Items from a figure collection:

★ ★ ★ ★ ★

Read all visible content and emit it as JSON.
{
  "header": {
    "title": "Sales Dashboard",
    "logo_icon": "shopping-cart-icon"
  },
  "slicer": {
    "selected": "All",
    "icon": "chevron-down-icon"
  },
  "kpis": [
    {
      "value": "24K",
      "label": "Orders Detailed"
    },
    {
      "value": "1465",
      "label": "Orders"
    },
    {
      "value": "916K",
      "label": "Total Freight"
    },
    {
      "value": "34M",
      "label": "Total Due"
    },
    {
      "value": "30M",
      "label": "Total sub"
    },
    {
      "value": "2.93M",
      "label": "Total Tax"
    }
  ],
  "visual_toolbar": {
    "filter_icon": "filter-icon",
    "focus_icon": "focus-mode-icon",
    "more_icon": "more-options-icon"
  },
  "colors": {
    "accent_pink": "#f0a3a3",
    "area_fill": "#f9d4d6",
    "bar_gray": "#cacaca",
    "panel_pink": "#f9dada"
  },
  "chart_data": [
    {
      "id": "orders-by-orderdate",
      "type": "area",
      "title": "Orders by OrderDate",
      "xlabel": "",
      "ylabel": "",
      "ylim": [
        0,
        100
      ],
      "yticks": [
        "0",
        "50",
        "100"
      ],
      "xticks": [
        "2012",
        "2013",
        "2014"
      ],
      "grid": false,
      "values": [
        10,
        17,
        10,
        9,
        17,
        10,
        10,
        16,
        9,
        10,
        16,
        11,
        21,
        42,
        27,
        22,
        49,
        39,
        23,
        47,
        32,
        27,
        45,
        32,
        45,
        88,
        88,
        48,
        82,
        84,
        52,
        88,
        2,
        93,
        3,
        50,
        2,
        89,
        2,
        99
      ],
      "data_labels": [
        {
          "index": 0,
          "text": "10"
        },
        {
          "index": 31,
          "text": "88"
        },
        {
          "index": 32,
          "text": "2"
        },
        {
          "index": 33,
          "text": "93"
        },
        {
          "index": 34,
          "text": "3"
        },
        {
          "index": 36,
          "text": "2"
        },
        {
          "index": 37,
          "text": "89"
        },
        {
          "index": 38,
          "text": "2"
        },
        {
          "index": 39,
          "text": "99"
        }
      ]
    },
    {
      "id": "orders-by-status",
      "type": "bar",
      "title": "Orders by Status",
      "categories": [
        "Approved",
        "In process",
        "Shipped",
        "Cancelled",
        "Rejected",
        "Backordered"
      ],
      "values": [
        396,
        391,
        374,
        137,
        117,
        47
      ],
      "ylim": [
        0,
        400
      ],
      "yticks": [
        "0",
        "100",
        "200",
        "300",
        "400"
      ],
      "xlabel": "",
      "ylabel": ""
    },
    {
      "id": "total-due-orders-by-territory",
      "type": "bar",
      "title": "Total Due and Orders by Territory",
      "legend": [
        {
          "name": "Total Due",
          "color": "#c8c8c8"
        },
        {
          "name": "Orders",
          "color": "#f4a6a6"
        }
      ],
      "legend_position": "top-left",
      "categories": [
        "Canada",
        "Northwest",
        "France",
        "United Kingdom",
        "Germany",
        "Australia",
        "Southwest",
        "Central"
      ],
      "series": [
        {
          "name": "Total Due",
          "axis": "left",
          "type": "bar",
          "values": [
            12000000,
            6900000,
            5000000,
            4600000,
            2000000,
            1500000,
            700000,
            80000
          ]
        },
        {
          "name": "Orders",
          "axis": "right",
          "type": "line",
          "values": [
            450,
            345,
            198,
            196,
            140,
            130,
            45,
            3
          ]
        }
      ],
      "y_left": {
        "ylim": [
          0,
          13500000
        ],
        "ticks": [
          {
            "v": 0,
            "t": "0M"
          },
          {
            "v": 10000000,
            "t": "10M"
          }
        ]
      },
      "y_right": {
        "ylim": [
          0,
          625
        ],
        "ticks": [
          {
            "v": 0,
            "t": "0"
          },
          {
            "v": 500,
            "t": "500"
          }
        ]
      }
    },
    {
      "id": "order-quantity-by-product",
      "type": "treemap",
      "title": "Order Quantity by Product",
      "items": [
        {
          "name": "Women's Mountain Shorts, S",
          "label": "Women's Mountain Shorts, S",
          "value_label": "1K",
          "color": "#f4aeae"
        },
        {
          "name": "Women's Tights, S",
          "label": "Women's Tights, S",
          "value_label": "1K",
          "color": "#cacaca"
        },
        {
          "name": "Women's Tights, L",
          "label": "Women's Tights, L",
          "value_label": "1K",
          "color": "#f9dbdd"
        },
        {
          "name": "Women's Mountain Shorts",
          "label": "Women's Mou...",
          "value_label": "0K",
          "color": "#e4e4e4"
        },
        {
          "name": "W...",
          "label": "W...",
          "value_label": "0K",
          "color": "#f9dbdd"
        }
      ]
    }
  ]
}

★ ★ ★ ★ ★

#### Given exercise:
Using the data above, output each line exactly.

#### Result:
Read all visible content and emit it as JSON.
{
  "header": {
    "title": "Sales Dashboard",
    "logo_icon": "shopping-cart-icon"
  },
  "slicer": {
    "selected": "All",
    "icon": "chevron-down-icon"
  },
  "kpis": [
    {
      "value": "24K",
      "label": "Orders Detailed"
    },
    {
      "value": "1465",
      "label": "Orders"
    },
    {
      "value": "916K",
      "label": "Total Freight"
    },
    {
      "value": "34M",
      "label": "Total Due"
    },
    {
      "value": "30M",
      "label": "Total sub"
    },
    {
      "value": "2.93M",
      "label": "Total Tax"
    }
  ],
  "visual_toolbar": {
    "filter_icon": "filter-icon",
    "focus_icon": "focus-mode-icon",
    "more_icon": "more-options-icon"
  },
  "colors": {
    "accent_pink": "#f0a3a3",
    "area_fill": "#f9d4d6",
    "bar_gray": "#cacaca",
    "panel_pink": "#f9dada"
  },
  "chart_data": [
    {
      "id": "orders-by-orderdate",
      "type": "area",
      "title": "Orders by OrderDate",
      "xlabel": "",
      "ylabel": "",
      "ylim": [
        0,
        100
      ],
      "yticks": [
        "0",
        "50",
        "100"
      ],
      "xticks": [
        "2012",
        "2013",
        "2014"
      ],
      "grid": false,
      "values": [
        10,
        17,
        10,
        9,
        17,
        10,
        10,
        16,
        9,
        10,
        16,
        11,
        21,
        42,
        27,
        22,
        49,
        39,
        23,
        47,
        32,
        27,
        45,
        32,
        45,
        88,
        88,
        48,
        82,
        84,
        52,
        88,
        2,
        93,
        3,
        50,
        2,
        89,
        2,
        99
      ],
      "data_labels": [
        {
          "index": 0,
          "text": "10"
        },
        {
          "index": 31,
          "text": "88"
        },
        {
          "index": 32,
          "text": "2"
        },
        {
          "index": 33,
          "text": "93"
        },
        {
          "index": 34,
          "text": "3"
        },
        {
          "index": 36,
          "text": "2"
        },
        {
          "index": 37,
          "text": "89"
        },
        {
          "index": 38,
          "text": "2"
        },
        {
          "index": 39,
          "text": "99"
        }
      ]
    },
    {
      "id": "orders-by-status",
      "type": "bar",
      "title": "Orders by Status",
      "categories": [
        "Approved",
        "In process",
        "Shipped",
        "Cancelled",
        "Rejected",
        "Backordered"
      ],
      "values": [
        396,
        391,
        374,
        137,
        117,
        47
      ],
      "ylim": [
        0,
        400
      ],
      "yticks": [
        "0",
        "100",
        "200",
        "300",
        "400"
      ],
      "xlabel": "",
      "ylabel": ""
    },
    {
      "id": "total-due-orders-by-territory",
      "type": "bar",
      "title": "Total Due and Orders by Territory",
      "legend": [
        {
          "name": "Total Due",
          "color": "#c8c8c8"
        },
        {
          "name": "Orders",
          "color": "#f4a6a6"
        }
      ],
      "legend_position": "top-left",
      "categories": [
        "Canada",
        "Northwest",
        "France",
        "United Kingdom",
        "Germany",
        "Australia",
        "Southwest",
        "Central"
      ],
      "series": [
        {
          "name": "Total Due",
          "axis": "left",
          "type": "bar",
          "values": [
            12000000,
            6900000,
            5000000,
            4600000,
            2000000,
            1500000,
            700000,
            80000
          ]
        },
        {
          "name": "Orders",
          "axis": "right",
          "type": "line",
          "values": [
            450,
            345,
            198,
            196,
            140,
            130,
            45,
            3
          ]
        }
      ],
      "y_left": {
        "ylim": [
          0,
          13500000
        ],
        "ticks": [
          {
            "v": 0,
            "t": "0M"
          },
          {
            "v": 10000000,
            "t": "10M"
          }
        ]
      },
      "y_right": {
        "ylim": [
          0,
          625
        ],
        "ticks": [
          {
            "v": 0,
            "t": "0"
          },
          {
            "v": 500,
            "t": "500"
          }
        ]
      }
    },
    {
      "id": "order-quantity-by-product",
      "type": "treemap",
      "title": "Order Quantity by Product",
      "items": [
        {
          "name": "Women's Mountain Shorts, S",
          "label": "Women's Mountain Shorts, S",
          "value_label": "1K",
          "color": "#f4aeae"
        },
        {
          "name": "Women's Tights, S",
          "label": "Women's Tights, S",
          "value_label": "1K",
          "color": "#cacaca"
        },
        {
          "name": "Women's Tights, L",
          "label": "Women's Tights, L",
          "value_label": "1K",
          "color": "#f9dbdd"
        },
        {
          "name": "Women's Mountain Shorts",
          "label": "Women's Mou...",
          "value_label": "0K",
          "color": "#e4e4e4"
        },
        {
          "name": "W...",
          "label": "W...",
          "value_label": "0K",
          "color": "#f9dbdd"
        }
      ]
    }
  ]
}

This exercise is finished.